» What you will do: Find the word "this" in the data. Return every line where it appears.

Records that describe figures
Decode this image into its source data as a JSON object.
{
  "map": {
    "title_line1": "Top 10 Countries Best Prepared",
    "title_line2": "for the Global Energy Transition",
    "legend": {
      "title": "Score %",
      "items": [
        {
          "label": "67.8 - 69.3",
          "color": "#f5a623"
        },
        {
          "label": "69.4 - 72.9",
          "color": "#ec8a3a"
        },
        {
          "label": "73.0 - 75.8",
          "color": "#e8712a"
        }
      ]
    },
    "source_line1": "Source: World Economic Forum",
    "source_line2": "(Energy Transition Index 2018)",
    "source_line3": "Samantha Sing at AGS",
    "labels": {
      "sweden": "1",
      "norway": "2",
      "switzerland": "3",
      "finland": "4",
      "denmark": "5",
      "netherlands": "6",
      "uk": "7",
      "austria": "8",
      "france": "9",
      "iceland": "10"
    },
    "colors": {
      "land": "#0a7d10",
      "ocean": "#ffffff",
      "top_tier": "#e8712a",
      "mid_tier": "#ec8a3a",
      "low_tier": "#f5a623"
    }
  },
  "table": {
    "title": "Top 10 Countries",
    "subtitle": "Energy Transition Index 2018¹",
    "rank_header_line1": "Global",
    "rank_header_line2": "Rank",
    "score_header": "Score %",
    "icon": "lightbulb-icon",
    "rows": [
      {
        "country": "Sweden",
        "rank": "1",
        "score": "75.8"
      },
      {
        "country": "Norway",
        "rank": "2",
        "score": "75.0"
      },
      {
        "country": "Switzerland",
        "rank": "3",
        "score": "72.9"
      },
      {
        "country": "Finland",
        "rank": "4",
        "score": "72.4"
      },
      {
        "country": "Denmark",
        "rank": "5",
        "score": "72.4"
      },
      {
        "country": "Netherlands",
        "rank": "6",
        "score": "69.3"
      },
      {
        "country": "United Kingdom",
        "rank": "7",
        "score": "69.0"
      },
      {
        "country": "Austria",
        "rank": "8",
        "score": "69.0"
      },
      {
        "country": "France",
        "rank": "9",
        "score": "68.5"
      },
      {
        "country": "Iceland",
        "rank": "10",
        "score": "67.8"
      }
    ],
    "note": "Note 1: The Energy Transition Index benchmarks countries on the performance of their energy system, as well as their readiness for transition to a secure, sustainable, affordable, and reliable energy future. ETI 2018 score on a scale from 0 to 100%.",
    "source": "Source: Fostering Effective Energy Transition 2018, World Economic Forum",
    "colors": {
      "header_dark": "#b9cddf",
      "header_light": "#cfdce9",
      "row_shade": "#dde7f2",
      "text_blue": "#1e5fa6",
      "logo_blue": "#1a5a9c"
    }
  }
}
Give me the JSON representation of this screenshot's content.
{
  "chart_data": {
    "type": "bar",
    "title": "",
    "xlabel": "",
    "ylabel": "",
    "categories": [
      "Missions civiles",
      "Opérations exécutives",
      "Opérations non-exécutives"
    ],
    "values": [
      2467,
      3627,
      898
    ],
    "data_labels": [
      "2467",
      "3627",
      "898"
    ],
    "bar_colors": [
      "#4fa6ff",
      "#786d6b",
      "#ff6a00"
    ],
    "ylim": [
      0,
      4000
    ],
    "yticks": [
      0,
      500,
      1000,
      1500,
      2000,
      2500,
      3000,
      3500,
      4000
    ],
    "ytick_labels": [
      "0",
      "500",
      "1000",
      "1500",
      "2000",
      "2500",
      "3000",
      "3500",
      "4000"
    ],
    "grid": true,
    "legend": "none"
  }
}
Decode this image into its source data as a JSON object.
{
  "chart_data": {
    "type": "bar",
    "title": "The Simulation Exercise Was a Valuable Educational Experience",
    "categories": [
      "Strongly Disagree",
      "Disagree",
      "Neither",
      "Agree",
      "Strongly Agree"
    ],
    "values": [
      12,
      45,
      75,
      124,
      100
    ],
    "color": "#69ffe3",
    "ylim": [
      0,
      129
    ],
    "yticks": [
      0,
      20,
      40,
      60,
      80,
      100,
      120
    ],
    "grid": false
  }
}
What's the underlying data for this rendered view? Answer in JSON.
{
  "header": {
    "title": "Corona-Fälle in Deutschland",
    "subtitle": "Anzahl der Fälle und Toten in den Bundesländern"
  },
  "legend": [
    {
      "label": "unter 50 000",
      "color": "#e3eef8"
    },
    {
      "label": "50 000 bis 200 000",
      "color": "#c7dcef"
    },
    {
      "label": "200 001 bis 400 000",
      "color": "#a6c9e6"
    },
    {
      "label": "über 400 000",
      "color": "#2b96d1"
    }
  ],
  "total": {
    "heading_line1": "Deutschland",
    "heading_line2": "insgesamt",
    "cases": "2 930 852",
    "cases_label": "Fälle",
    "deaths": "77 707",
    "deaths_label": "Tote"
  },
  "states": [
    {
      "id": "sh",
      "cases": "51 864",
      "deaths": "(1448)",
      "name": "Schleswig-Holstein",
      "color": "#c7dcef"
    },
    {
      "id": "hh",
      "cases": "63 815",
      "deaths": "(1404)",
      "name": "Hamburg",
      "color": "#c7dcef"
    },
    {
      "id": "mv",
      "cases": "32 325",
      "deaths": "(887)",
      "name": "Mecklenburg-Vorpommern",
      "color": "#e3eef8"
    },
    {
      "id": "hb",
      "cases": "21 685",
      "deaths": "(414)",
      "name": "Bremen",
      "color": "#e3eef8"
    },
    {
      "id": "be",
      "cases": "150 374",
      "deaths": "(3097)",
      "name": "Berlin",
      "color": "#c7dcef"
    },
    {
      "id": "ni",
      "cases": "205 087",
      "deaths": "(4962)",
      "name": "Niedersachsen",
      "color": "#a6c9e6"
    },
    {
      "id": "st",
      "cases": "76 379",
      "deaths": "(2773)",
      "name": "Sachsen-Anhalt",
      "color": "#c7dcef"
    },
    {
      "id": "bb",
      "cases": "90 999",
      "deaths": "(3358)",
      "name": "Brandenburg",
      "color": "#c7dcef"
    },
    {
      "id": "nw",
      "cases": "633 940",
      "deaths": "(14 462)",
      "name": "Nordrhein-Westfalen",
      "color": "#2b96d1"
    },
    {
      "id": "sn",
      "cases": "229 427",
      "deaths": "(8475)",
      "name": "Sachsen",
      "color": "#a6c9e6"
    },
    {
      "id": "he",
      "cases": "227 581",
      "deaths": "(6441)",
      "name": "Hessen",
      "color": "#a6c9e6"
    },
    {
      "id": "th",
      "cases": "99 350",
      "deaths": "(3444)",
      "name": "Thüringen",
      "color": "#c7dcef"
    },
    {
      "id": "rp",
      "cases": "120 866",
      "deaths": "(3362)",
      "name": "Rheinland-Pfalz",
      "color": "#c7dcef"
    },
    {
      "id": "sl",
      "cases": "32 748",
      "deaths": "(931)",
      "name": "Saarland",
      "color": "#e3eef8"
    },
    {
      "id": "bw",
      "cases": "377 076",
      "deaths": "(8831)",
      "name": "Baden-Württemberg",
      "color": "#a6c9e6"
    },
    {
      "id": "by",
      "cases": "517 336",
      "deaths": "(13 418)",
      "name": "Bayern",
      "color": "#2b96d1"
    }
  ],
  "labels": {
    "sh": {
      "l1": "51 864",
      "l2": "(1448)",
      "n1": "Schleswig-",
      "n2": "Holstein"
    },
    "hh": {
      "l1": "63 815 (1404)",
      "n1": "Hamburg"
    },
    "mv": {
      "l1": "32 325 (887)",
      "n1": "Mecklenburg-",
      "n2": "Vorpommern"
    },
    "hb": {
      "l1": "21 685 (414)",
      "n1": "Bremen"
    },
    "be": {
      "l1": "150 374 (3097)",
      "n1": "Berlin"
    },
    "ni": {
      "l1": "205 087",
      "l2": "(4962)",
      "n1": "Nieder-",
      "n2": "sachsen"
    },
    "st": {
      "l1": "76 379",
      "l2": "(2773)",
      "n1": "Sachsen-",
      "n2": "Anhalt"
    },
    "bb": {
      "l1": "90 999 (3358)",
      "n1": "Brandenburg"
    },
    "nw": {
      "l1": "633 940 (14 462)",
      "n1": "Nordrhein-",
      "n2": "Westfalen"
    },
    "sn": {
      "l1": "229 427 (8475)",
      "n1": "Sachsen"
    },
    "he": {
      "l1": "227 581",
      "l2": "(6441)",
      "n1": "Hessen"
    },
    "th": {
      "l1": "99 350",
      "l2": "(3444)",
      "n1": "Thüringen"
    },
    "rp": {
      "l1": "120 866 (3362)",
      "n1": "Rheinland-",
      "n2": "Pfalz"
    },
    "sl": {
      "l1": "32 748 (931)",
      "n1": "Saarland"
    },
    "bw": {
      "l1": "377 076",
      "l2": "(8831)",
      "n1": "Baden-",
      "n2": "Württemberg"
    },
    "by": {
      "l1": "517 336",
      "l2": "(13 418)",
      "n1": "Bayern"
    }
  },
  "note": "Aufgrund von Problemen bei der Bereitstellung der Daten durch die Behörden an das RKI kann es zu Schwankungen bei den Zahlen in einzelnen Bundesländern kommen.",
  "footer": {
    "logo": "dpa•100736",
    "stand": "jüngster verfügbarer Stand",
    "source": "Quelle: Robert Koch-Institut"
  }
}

» In response:
Decode this image into its source data as a JSON object.
Give me the JSON representation of this screenshot's content.
Decode this image into its source data as a JSON object.
What's the underlying data for this rendered view? Answer in JSON.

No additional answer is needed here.